Whenever a line below holds the word "stukken", copy that line.

begin DATASET RECORDS

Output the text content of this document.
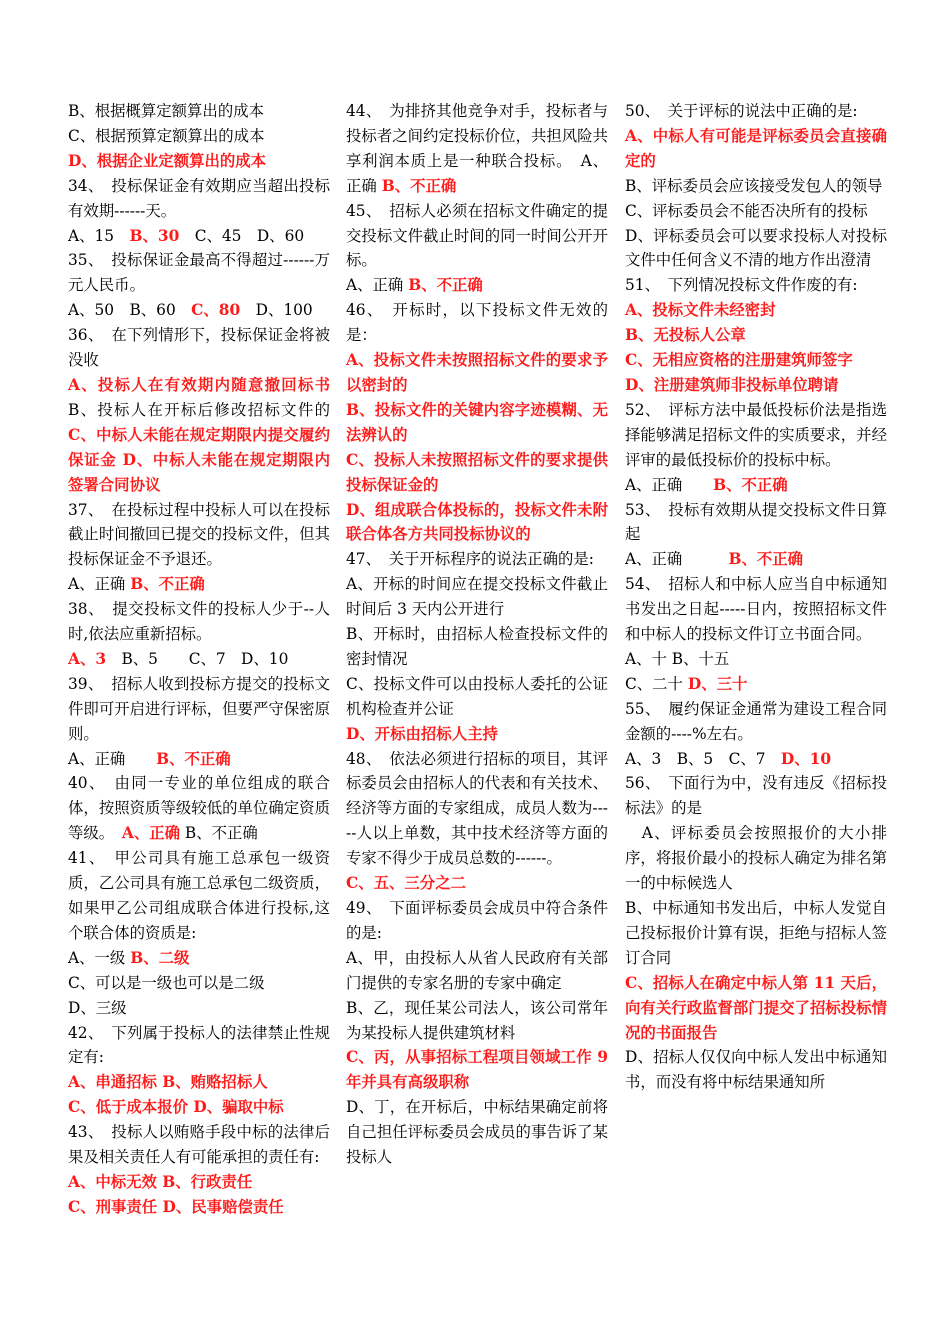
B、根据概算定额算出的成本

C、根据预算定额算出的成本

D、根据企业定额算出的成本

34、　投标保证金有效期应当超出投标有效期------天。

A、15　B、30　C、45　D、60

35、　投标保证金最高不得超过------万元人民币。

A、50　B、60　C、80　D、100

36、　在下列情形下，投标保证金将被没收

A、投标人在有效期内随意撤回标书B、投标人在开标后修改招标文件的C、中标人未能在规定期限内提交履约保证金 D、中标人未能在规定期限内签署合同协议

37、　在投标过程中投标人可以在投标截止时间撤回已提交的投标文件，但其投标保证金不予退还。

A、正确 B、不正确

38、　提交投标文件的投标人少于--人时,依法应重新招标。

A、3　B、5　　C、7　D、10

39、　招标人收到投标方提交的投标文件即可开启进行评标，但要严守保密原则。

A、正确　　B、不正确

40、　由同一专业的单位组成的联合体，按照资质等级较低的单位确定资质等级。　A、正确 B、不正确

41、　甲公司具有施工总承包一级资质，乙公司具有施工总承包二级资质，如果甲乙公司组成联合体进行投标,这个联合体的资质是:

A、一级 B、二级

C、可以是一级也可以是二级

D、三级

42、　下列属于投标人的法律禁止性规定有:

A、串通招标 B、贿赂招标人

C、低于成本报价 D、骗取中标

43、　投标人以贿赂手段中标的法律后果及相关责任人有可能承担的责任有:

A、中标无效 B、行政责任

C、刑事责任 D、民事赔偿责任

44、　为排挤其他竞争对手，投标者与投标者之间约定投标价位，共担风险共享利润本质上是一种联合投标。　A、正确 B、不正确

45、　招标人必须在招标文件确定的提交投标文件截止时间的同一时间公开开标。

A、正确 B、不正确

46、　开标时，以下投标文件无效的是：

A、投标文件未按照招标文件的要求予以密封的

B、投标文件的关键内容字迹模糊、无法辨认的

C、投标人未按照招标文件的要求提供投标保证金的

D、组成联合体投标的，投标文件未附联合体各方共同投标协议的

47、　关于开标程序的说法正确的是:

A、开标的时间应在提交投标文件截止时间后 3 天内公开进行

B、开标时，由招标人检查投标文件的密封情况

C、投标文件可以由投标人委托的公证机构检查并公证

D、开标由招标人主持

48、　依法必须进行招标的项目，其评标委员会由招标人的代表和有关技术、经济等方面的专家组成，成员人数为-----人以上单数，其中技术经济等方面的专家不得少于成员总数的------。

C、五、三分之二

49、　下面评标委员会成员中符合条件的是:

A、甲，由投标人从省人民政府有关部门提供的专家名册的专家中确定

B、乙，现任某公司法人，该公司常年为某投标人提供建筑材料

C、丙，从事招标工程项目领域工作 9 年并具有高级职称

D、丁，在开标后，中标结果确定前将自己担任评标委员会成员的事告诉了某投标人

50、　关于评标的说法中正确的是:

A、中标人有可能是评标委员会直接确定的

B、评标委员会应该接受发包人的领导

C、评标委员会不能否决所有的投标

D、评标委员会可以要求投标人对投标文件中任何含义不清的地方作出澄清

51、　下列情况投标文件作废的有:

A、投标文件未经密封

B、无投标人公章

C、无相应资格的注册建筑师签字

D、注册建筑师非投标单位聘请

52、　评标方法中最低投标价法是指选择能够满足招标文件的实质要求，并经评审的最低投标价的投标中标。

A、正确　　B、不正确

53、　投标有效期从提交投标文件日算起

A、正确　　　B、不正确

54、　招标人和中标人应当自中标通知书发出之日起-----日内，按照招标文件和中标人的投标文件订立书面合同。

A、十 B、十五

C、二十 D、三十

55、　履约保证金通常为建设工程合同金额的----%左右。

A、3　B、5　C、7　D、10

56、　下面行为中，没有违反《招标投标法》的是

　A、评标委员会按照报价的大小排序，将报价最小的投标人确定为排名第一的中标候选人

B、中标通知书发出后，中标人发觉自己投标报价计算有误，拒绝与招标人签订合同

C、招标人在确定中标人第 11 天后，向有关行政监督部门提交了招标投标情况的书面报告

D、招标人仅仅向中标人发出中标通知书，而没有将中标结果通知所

end DATASET RECORDS
begin DATASET RECORDS

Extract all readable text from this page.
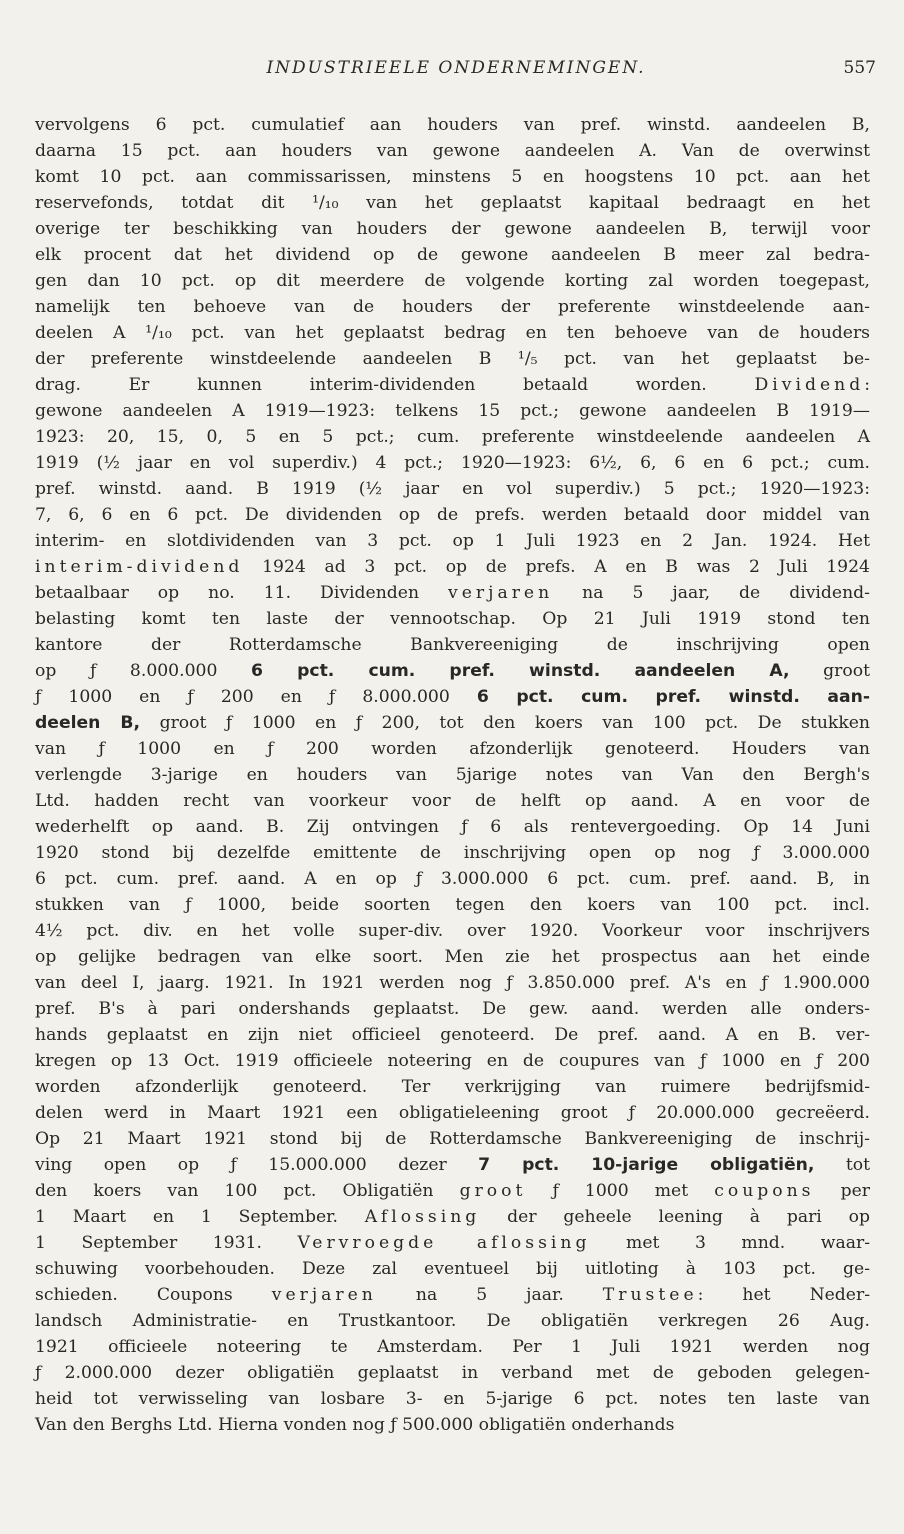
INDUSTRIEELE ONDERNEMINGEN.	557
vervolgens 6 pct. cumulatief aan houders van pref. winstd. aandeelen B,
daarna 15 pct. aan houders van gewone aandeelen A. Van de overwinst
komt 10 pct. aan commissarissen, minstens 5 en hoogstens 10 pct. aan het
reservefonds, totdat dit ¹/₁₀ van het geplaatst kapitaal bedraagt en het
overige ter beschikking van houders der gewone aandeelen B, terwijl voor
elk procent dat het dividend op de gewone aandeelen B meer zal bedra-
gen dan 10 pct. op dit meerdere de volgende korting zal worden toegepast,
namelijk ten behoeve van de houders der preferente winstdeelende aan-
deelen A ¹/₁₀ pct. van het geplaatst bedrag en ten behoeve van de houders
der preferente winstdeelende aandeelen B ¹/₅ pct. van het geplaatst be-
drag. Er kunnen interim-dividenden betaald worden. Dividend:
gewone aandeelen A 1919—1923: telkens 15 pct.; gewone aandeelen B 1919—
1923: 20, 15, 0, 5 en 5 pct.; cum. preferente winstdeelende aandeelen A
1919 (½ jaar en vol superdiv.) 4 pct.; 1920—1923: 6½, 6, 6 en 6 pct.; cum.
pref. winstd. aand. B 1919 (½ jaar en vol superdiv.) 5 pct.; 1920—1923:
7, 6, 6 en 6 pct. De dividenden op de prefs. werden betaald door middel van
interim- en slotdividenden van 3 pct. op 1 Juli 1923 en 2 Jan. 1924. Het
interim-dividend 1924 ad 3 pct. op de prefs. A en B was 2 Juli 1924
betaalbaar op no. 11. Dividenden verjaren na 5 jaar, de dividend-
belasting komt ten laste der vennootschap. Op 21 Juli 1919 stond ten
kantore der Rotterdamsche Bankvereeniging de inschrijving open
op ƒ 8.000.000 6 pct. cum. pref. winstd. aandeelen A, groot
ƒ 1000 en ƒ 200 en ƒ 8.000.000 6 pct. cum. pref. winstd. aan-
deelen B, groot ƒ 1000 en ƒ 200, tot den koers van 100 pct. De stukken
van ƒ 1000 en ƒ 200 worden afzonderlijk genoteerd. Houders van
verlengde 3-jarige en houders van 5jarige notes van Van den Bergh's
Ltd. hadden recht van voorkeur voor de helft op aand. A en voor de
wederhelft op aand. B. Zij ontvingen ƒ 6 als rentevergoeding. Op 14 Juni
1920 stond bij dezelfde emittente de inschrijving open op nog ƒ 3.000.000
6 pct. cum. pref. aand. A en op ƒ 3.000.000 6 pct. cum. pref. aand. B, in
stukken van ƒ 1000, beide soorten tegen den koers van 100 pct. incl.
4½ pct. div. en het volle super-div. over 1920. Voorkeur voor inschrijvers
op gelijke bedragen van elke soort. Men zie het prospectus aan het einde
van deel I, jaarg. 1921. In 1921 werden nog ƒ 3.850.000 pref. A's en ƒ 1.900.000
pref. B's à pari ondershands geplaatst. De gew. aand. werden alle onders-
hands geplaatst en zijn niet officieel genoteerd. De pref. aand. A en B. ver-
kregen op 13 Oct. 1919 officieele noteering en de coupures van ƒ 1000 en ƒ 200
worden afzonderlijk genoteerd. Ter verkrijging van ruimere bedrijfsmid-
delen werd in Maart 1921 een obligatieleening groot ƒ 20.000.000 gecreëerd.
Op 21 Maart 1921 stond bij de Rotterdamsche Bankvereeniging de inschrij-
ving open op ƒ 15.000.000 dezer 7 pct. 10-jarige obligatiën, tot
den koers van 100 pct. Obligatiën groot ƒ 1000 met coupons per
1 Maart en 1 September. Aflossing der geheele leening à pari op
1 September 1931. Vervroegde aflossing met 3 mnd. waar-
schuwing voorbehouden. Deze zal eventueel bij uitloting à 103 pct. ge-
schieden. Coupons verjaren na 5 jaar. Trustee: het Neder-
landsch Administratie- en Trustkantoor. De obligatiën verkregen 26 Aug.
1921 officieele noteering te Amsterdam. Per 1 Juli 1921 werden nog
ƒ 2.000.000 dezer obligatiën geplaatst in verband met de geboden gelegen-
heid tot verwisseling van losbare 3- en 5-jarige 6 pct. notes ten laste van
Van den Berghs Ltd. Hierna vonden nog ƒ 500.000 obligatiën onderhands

end DATASET RECORDS

_RESULT BELOW_:
deelen B, groot ƒ 1000 en ƒ 200, tot den koers van 100 pct. De stukken
stukken van ƒ 1000, beide soorten tegen den koers van 100 pct. incl.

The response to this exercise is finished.